= EXERCISE BRIEF =
Reproduce the records below exactly, leaving out any pictures.

= RECORDS PROVIDED =
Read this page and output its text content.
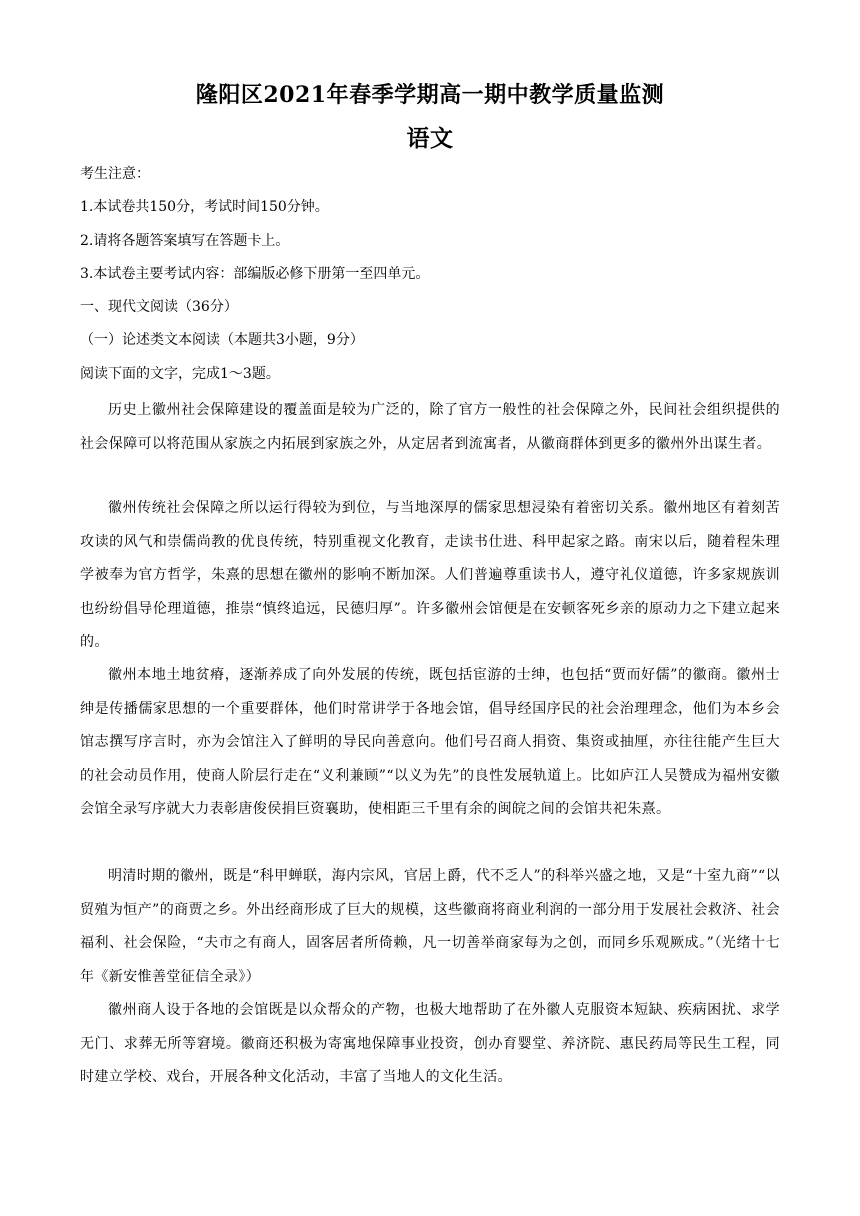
隆阳区2021年春季学期高一期中教学质量监测
语文
考生注意：
1.本试卷共150分，考试时间150分钟。
2.请将各题答案填写在答题卡上。
3.本试卷主要考试内容：部编版必修下册第一至四单元。
一、现代文阅读（36分）
（一）论述类文本阅读（本题共3小题，9分）
阅读下面的文字，完成1～3题。
历史上徽州社会保障建设的覆盖面是较为广泛的，除了官方一般性的社会保障之外，民间社会组织提供的社会保障可以将范围从家族之内拓展到家族之外，从定居者到流寓者，从徽商群体到更多的徽州外出谋生者。
徽州传统社会保障之所以运行得较为到位，与当地深厚的儒家思想浸染有着密切关系。徽州地区有着刻苦攻读的风气和崇儒尚教的优良传统，特别重视文化教育，走读书仕进、科甲起家之路。南宋以后，随着程朱理学被奉为官方哲学，朱熹的思想在徽州的影响不断加深。人们普遍尊重读书人，遵守礼仪道德，许多家规族训也纷纷倡导伦理道德，推崇“慎终追远，民德归厚”。许多徽州会馆便是在安顿客死乡亲的原动力之下建立起来的。
徽州本地土地贫瘠，逐渐养成了向外发展的传统，既包括宦游的士绅，也包括“贾而好儒”的徽商。徽州士绅是传播儒家思想的一个重要群体，他们时常讲学于各地会馆，倡导经国序民的社会治理理念，他们为本乡会馆志撰写序言时，亦为会馆注入了鲜明的导民向善意向。他们号召商人捐资、集资或抽厘，亦往往能产生巨大的社会动员作用，使商人阶层行走在“义利兼顾”“以义为先”的良性发展轨道上。比如庐江人吴赞成为福州安徽会馆全录写序就大力表彰唐俊侯捐巨资襄助，使相距三千里有余的闽皖之间的会馆共祀朱熹。
明清时期的徽州，既是“科甲蝉联，海内宗风，官居上爵，代不乏人”的科举兴盛之地，又是“十室九商”“以贸殖为恒产”的商贾之乡。外出经商形成了巨大的规模，这些徽商将商业利润的一部分用于发展社会救济、社会福利、社会保险，“夫市之有商人，固客居者所倚赖，凡一切善举商家每为之创，而同乡乐观厥成。”（光绪十七年《新安惟善堂征信全录》）
徽州商人设于各地的会馆既是以众帮众的产物，也极大地帮助了在外徽人克服资本短缺、疾病困扰、求学无门、求葬无所等窘境。徽商还积极为寄寓地保障事业投资，创办育婴堂、养济院、惠民药局等民生工程，同时建立学校、戏台，开展各种文化活动，丰富了当地人的文化生活。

= RESULT BELOW =
Read this page and output its text content.
隆阳区2021年春季学期高一期中教学质量监测
语文
考生注意：
1.本试卷共150分，考试时间150分钟。
2.请将各题答案填写在答题卡上。
3.本试卷主要考试内容：部编版必修下册第一至四单元。
一、现代文阅读（36分）
（一）论述类文本阅读（本题共3小题，9分）
阅读下面的文字，完成1～3题。
历史上徽州社会保障建设的覆盖面是较为广泛的，除了官方一般性的社会保障之外，民间社会组织提供的社会保障可以将范围从家族之内拓展到家族之外，从定居者到流寓者，从徽商群体到更多的徽州外出谋生者。
徽州传统社会保障之所以运行得较为到位，与当地深厚的儒家思想浸染有着密切关系。徽州地区有着刻苦攻读的风气和崇儒尚教的优良传统，特别重视文化教育，走读书仕进、科甲起家之路。南宋以后，随着程朱理学被奉为官方哲学，朱熹的思想在徽州的影响不断加深。人们普遍尊重读书人，遵守礼仪道德，许多家规族训也纷纷倡导伦理道德，推崇“慎终追远，民德归厚”。许多徽州会馆便是在安顿客死乡亲的原动力之下建立起来的。
徽州本地土地贫瘠，逐渐养成了向外发展的传统，既包括宦游的士绅，也包括“贾而好儒”的徽商。徽州士绅是传播儒家思想的一个重要群体，他们时常讲学于各地会馆，倡导经国序民的社会治理理念，他们为本乡会馆志撰写序言时，亦为会馆注入了鲜明的导民向善意向。他们号召商人捐资、集资或抽厘，亦往往能产生巨大的社会动员作用，使商人阶层行走在“义利兼顾”“以义为先”的良性发展轨道上。比如庐江人吴赞成为福州安徽会馆全录写序就大力表彰唐俊侯捐巨资襄助，使相距三千里有余的闽皖之间的会馆共祀朱熹。
明清时期的徽州，既是“科甲蝉联，海内宗风，官居上爵，代不乏人”的科举兴盛之地，又是“十室九商”“以贸殖为恒产”的商贾之乡。外出经商形成了巨大的规模，这些徽商将商业利润的一部分用于发展社会救济、社会福利、社会保险，“夫市之有商人，固客居者所倚赖，凡一切善举商家每为之创，而同乡乐观厥成。”（光绪十七年《新安惟善堂征信全录》）
徽州商人设于各地的会馆既是以众帮众的产物，也极大地帮助了在外徽人克服资本短缺、疾病困扰、求学无门、求葬无所等窘境。徽商还积极为寄寓地保障事业投资，创办育婴堂、养济院、惠民药局等民生工程，同时建立学校、戏台，开展各种文化活动，丰富了当地人的文化生活。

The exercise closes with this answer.